--- Given task ---
Return each line of the records with nothing changed, pictures excepted.

--- Task inputs ---
^^^^^^^^

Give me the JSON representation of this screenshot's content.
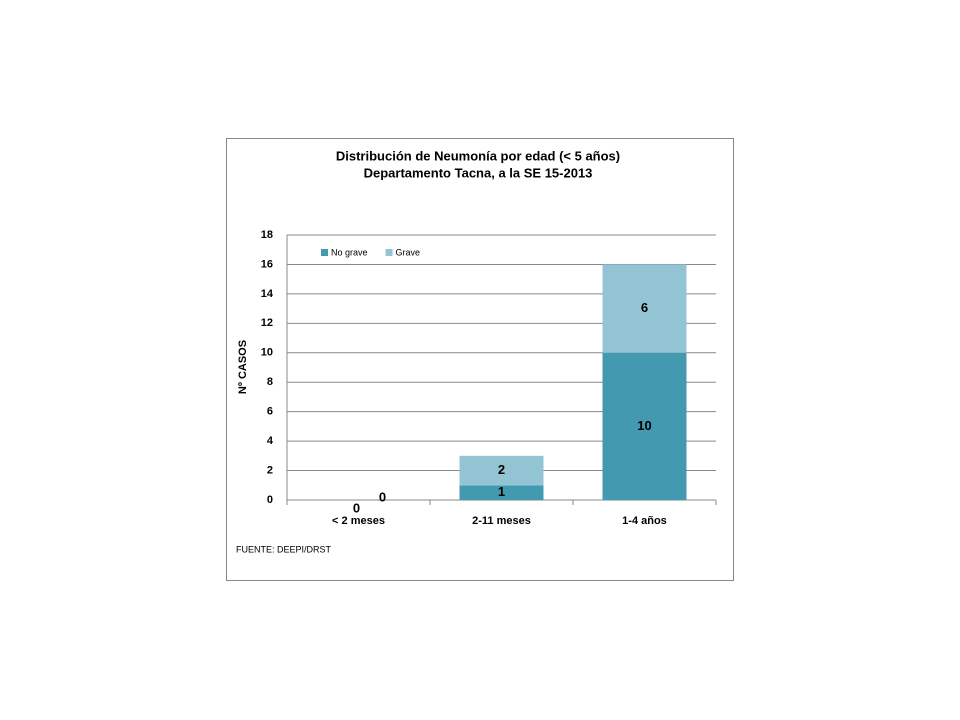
{
  "chart_data": {
    "type": "stacked_bar",
    "title": "Distribución  de Neumonía por edad (< 5 años)",
    "subtitle": "Departamento Tacna, a la SE  15-2013",
    "y_label": "Nº CASOS",
    "note": "FUENTE: DEEPI/DRST",
    "categories": [
      "< 2 meses",
      "2-11 meses",
      "1-4 años"
    ],
    "series": [
      {
        "name": "No grave",
        "color": "#4399b0",
        "values": [
          0,
          1,
          10
        ]
      },
      {
        "name": "Grave",
        "color": "#93c4d4",
        "values": [
          0,
          2,
          6
        ]
      }
    ],
    "ylim": [
      0,
      18
    ],
    "yticks": [
      0,
      2,
      4,
      6,
      8,
      10,
      12,
      14,
      16,
      18
    ],
    "grid": true,
    "legend": "top-left"
  }
}
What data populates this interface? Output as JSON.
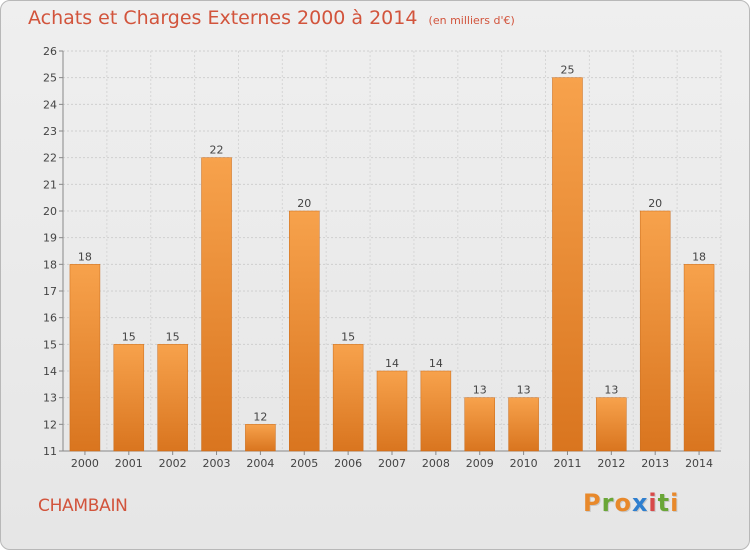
{
  "header": {
    "title": "Achats et Charges Externes 2000 à 2014",
    "unit": "(en milliers d'€)"
  },
  "footer": {
    "town": "CHAMBAIN",
    "logo": "Proxiti"
  },
  "colors": {
    "title": "#d2543c",
    "bar_light": "#f7a24c",
    "bar_dark": "#d9751f",
    "logo_letters": [
      "#e8892b",
      "#6aa637",
      "#e8892b",
      "#2f7fcf",
      "#d84a4a",
      "#6aa637",
      "#e8892b"
    ]
  },
  "chart_data": {
    "type": "bar",
    "title": "Achats et Charges Externes 2000 à 2014",
    "subtitle": "(en milliers d'€)",
    "xlabel": "",
    "ylabel": "",
    "categories": [
      "2000",
      "2001",
      "2002",
      "2003",
      "2004",
      "2005",
      "2006",
      "2007",
      "2008",
      "2009",
      "2010",
      "2011",
      "2012",
      "2013",
      "2014"
    ],
    "values": [
      18,
      15,
      15,
      22,
      12,
      20,
      15,
      14,
      14,
      13,
      13,
      25,
      13,
      20,
      18
    ],
    "ylim": [
      11,
      26
    ],
    "yticks": [
      11,
      12,
      13,
      14,
      15,
      16,
      17,
      18,
      19,
      20,
      21,
      22,
      23,
      24,
      25,
      26
    ],
    "grid": true,
    "data_labels": true
  }
}
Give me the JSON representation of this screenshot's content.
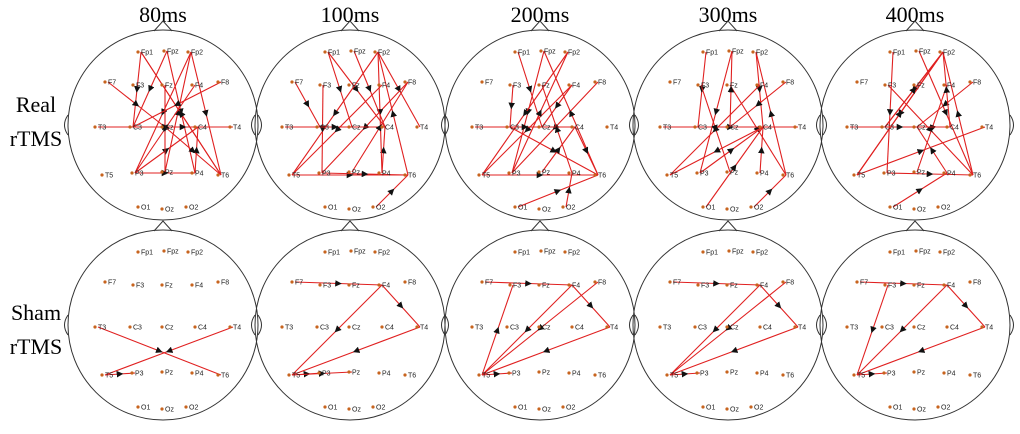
{
  "columns": [
    "80ms",
    "100ms",
    "200ms",
    "300ms",
    "400ms"
  ],
  "rows": [
    [
      "Real",
      "rTMS"
    ],
    [
      "Sham",
      "rTMS"
    ]
  ],
  "electrodes": [
    "Fp1",
    "Fpz",
    "Fp2",
    "F7",
    "F3",
    "Fz",
    "F4",
    "F8",
    "T3",
    "C3",
    "Cz",
    "C4",
    "T4",
    "T5",
    "P3",
    "Pz",
    "P4",
    "T6",
    "O1",
    "Oz",
    "O2"
  ]
}
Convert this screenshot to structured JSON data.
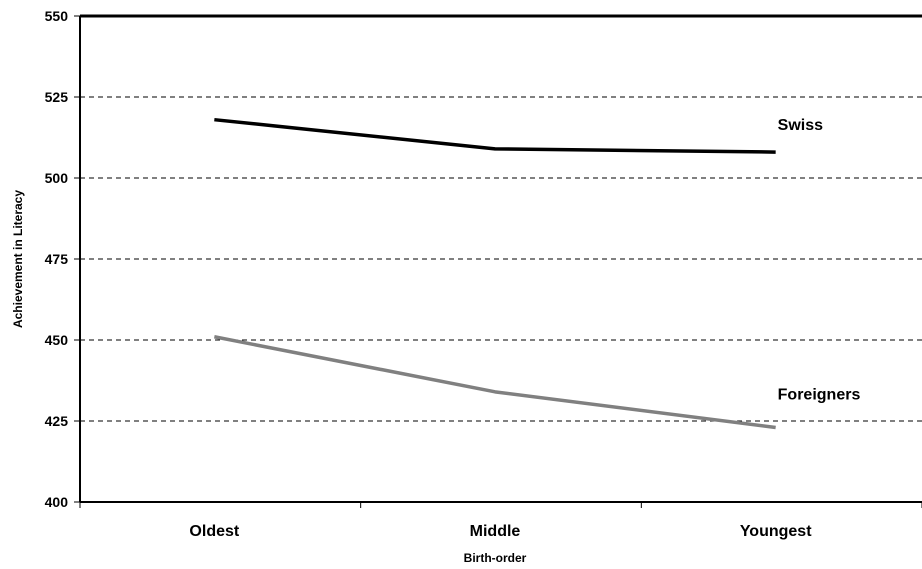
{
  "chart_data": {
    "type": "line",
    "title": "",
    "xlabel": "Birth-order",
    "ylabel": "Achievement in Literacy",
    "categories": [
      "Oldest",
      "Middle",
      "Youngest"
    ],
    "ylim": [
      400,
      550
    ],
    "yticks": [
      400,
      425,
      450,
      475,
      500,
      525,
      550
    ],
    "grid": "horizontal dashed",
    "legend": "direct labels at right end of lines",
    "series": [
      {
        "name": "Swiss",
        "values": [
          518,
          509,
          508
        ],
        "color": "#000000"
      },
      {
        "name": "Foreigners",
        "values": [
          451,
          434,
          423
        ],
        "color": "#808080"
      }
    ]
  }
}
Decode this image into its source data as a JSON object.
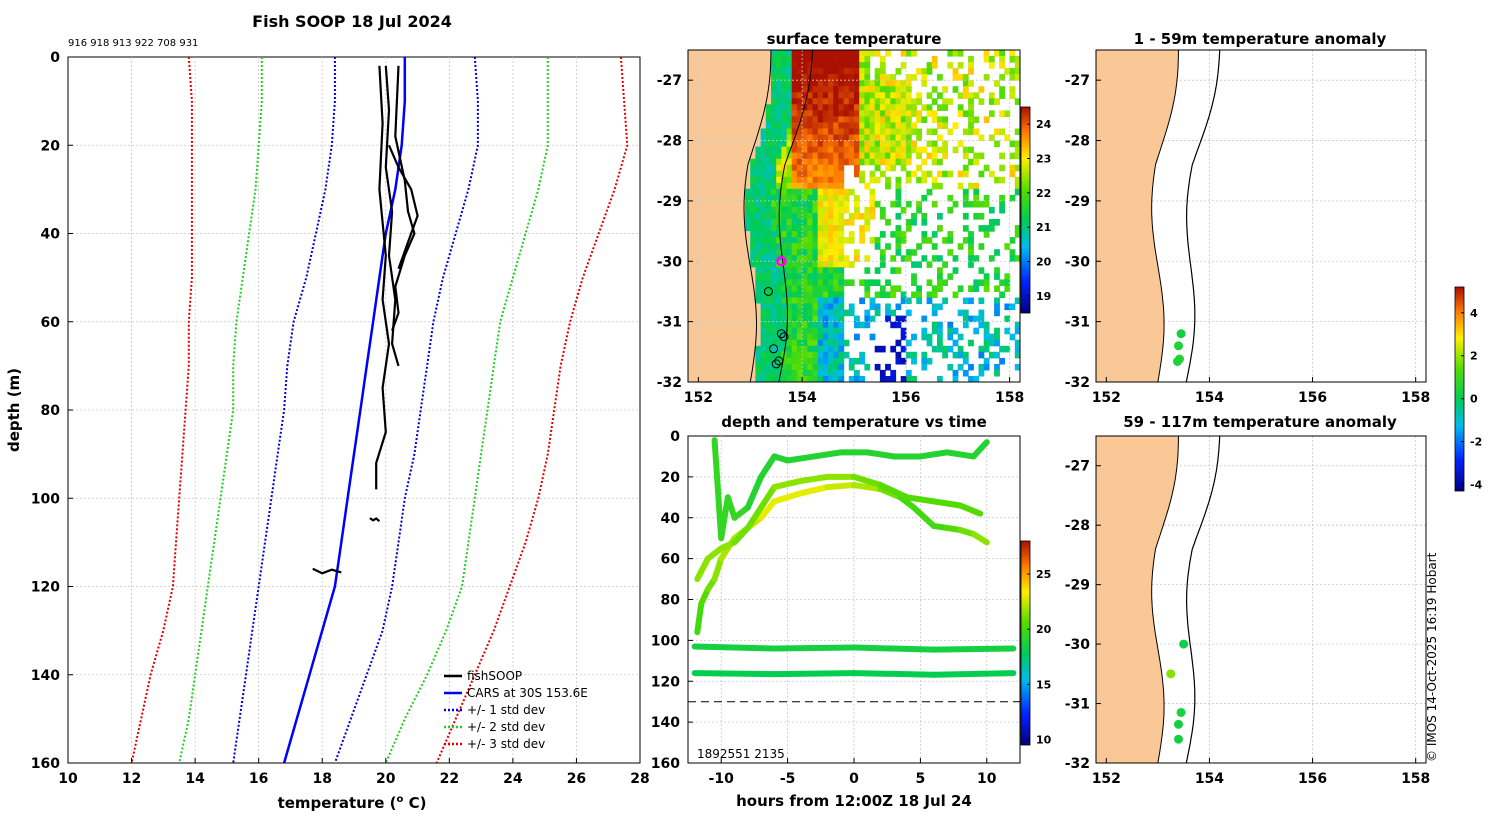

^^^^^^^^

--- Finished exercise ---
Give me the JSON representation of this screenshot's content.
{
  "chart_data": {
    "type": "stacked_bar",
    "title": "Distribución  de Neumonía por edad (< 5 años)",
    "subtitle": "Departamento Tacna, a la SE  15-2013",
    "y_label": "Nº CASOS",
    "note": "FUENTE: DEEPI/DRST",
    "categories": [
      "< 2 meses",
      "2-11 meses",
      "1-4 años"
    ],
    "series": [
      {
        "name": "No grave",
        "color": "#4399b0",
        "values": [
          0,
          1,
          10
        ]
      },
      {
        "name": "Grave",
        "color": "#93c4d4",
        "values": [
          0,
          2,
          6
        ]
      }
    ],
    "ylim": [
      0,
      18
    ],
    "yticks": [
      0,
      2,
      4,
      6,
      8,
      10,
      12,
      14,
      16,
      18
    ],
    "grid": true,
    "legend": "top-left"
  }
}
What data populates this interface? Output as JSON.
{
  "header": {
    "title": "Achats et Charges Externes 2000 à 2014",
    "unit": "(en milliers d'€)"
  },
  "footer": {
    "town": "CHAMBAIN",
    "logo": "Proxiti"
  },
  "colors": {
    "title": "#d2543c",
    "bar_light": "#f7a24c",
    "bar_dark": "#d9751f",
    "logo_letters": [
      "#e8892b",
      "#6aa637",
      "#e8892b",
      "#2f7fcf",
      "#d84a4a",
      "#6aa637",
      "#e8892b"
    ]
  },
  "chart_data": {
    "type": "bar",
    "title": "Achats et Charges Externes 2000 à 2014",
    "subtitle": "(en milliers d'€)",
    "xlabel": "",
    "ylabel": "",
    "categories": [
      "2000",
      "2001",
      "2002",
      "2003",
      "2004",
      "2005",
      "2006",
      "2007",
      "2008",
      "2009",
      "2010",
      "2011",
      "2012",
      "2013",
      "2014"
    ],
    "values": [
      18,
      15,
      15,
      22,
      12,
      20,
      15,
      14,
      14,
      13,
      13,
      25,
      13,
      20,
      18
    ],
    "ylim": [
      11,
      26
    ],
    "yticks": [
      11,
      12,
      13,
      14,
      15,
      16,
      17,
      18,
      19,
      20,
      21,
      22,
      23,
      24,
      25,
      26
    ],
    "grid": true,
    "data_labels": true
  }
}
Give me the JSON representation of this screenshot's content.
{
  "columns": [
    "80ms",
    "100ms",
    "200ms",
    "300ms",
    "400ms"
  ],
  "rows": [
    [
      "Real",
      "rTMS"
    ],
    [
      "Sham",
      "rTMS"
    ]
  ],
  "electrodes": [
    "Fp1",
    "Fpz",
    "Fp2",
    "F7",
    "F3",
    "Fz",
    "F4",
    "F8",
    "T3",
    "C3",
    "Cz",
    "C4",
    "T4",
    "T5",
    "P3",
    "Pz",
    "P4",
    "T6",
    "O1",
    "Oz",
    "O2"
  ]
}
Convert this screenshot to structured JSON data.
{
  "chart_data": {
    "type": "line",
    "title": "",
    "xlabel": "Birth-order",
    "ylabel": "Achievement in Literacy",
    "categories": [
      "Oldest",
      "Middle",
      "Youngest"
    ],
    "ylim": [
      400,
      550
    ],
    "yticks": [
      400,
      425,
      450,
      475,
      500,
      525,
      550
    ],
    "grid": "horizontal dashed",
    "legend": "direct labels at right end of lines",
    "series": [
      {
        "name": "Swiss",
        "values": [
          518,
          509,
          508
        ],
        "color": "#000000"
      },
      {
        "name": "Foreigners",
        "values": [
          451,
          434,
          423
        ],
        "color": "#808080"
      }
    ]
  }
}
Decode this image into its source data as a JSON object.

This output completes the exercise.